To be done
Would it be possible to write out each entry below exactly, without the pictures?

---------- Records provided

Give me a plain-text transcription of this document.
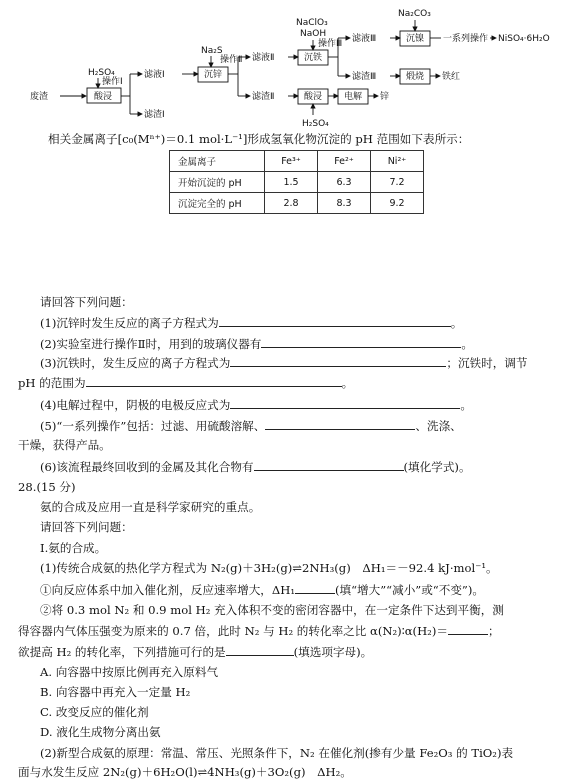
废渣
H₂SO₄
酸浸
操作Ⅰ
滤液Ⅰ
滤渣Ⅰ
Na₂S
沉锌
操作Ⅱ 滤液Ⅱ
滤渣Ⅱ
NaClO₃
NaOH
沉铁
操作Ⅲ 滤液Ⅲ
滤渣Ⅲ
Na₂CO₃
沉镍 一系列操作 NiSO₄·6H₂O
煅烧 铁红
酸浸
H₂SO₄
电解 锌
相关金属离子[c₀(Mⁿ⁺)＝0.1 mol·L⁻¹]形成氢氧化物沉淀的 pH 范围如下表所示：
金属离子	Fe³⁺	Fe²⁺	Ni²⁺
开始沉淀的 pH	1.5	6.3	7.2
沉淀完全的 pH	2.8	8.3	9.2
请回答下列问题：
(1)沉锌时发生反应的离子方程式为	。
(2)实验室进行操作Ⅱ时，用到的玻璃仪器有	。
(3)沉铁时，发生反应的离子方程式为	；沉铁时，调节
pH 的范围为	。
(4)电解过程中，阴极的电极反应式为	。
(5)“一系列操作”包括：过滤、用硫酸溶解、	、洗涤、
干燥，获得产品。
(6)该流程最终回收到的金属及其化合物有	(填化学式)。
28.(15 分)
氨的合成及应用一直是科学家研究的重点。
请回答下列问题：
Ⅰ.氨的合成。
(1)传统合成氨的热化学方程式为 N₂(g)＋3H₂(g)⇌2NH₃(g)　ΔH₁＝－92.4 kJ·mol⁻¹。
①向反应体系中加入催化剂，反应速率增大，ΔH₁	(填“增大”“减小”或“不变”)。
②将 0.3 mol N₂ 和 0.9 mol H₂ 充入体积不变的密闭容器中，在一定条件下达到平衡，测
得容器内气体压强变为原来的 0.7 倍，此时 N₂ 与 H₂ 的转化率之比 α(N₂)∶α(H₂)＝	；
欲提高 H₂ 的转化率，下列措施可行的是	(填选项字母)。
A. 向容器中按原比例再充入原料气
B. 向容器中再充入一定量 H₂
C. 改变反应的催化剂
D. 液化生成物分离出氨
(2)新型合成氨的原理：常温、常压、光照条件下，N₂ 在催化剂(掺有少量 Fe₂O₃ 的 TiO₂)表
面与水发生反应 2N₂(g)＋6H₂O(l)⇌4NH₃(g)＋3O₂(g)　ΔH₂。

--------------------

Reply
Give me a plain-text transcription of this document.
废渣
H₂SO₄
酸浸
操作Ⅰ
滤液Ⅰ
滤渣Ⅰ
Na₂S
沉锌
操作Ⅱ 滤液Ⅱ
滤渣Ⅱ
NaClO₃
NaOH
沉铁
操作Ⅲ 滤液Ⅲ
滤渣Ⅲ
Na₂CO₃
沉镍 一系列操作 NiSO₄·6H₂O
煅烧 铁红
酸浸
H₂SO₄
电解 锌
相关金属离子[c₀(Mⁿ⁺)＝0.1 mol·L⁻¹]形成氢氧化物沉淀的 pH 范围如下表所示：
金属离子	Fe³⁺	Fe²⁺	Ni²⁺
开始沉淀的 pH	1.5	6.3	7.2
沉淀完全的 pH	2.8	8.3	9.2
请回答下列问题：
(1)沉锌时发生反应的离子方程式为	。
(2)实验室进行操作Ⅱ时，用到的玻璃仪器有	。
(3)沉铁时，发生反应的离子方程式为	；沉铁时，调节
pH 的范围为	。
(4)电解过程中，阴极的电极反应式为	。
(5)“一系列操作”包括：过滤、用硫酸溶解、	、洗涤、
干燥，获得产品。
(6)该流程最终回收到的金属及其化合物有	(填化学式)。
28.(15 分)
氨的合成及应用一直是科学家研究的重点。
请回答下列问题：
Ⅰ.氨的合成。
(1)传统合成氨的热化学方程式为 N₂(g)＋3H₂(g)⇌2NH₃(g)　ΔH₁＝－92.4 kJ·mol⁻¹。
①向反应体系中加入催化剂，反应速率增大，ΔH₁	(填“增大”“减小”或“不变”)。
②将 0.3 mol N₂ 和 0.9 mol H₂ 充入体积不变的密闭容器中，在一定条件下达到平衡，测
得容器内气体压强变为原来的 0.7 倍，此时 N₂ 与 H₂ 的转化率之比 α(N₂)∶α(H₂)＝	；
欲提高 H₂ 的转化率，下列措施可行的是	(填选项字母)。
A. 向容器中按原比例再充入原料气
B. 向容器中再充入一定量 H₂
C. 改变反应的催化剂
D. 液化生成物分离出氨
(2)新型合成氨的原理：常温、常压、光照条件下，N₂ 在催化剂(掺有少量 Fe₂O₃ 的 TiO₂)表
面与水发生反应 2N₂(g)＋6H₂O(l)⇌4NH₃(g)＋3O₂(g)　ΔH₂。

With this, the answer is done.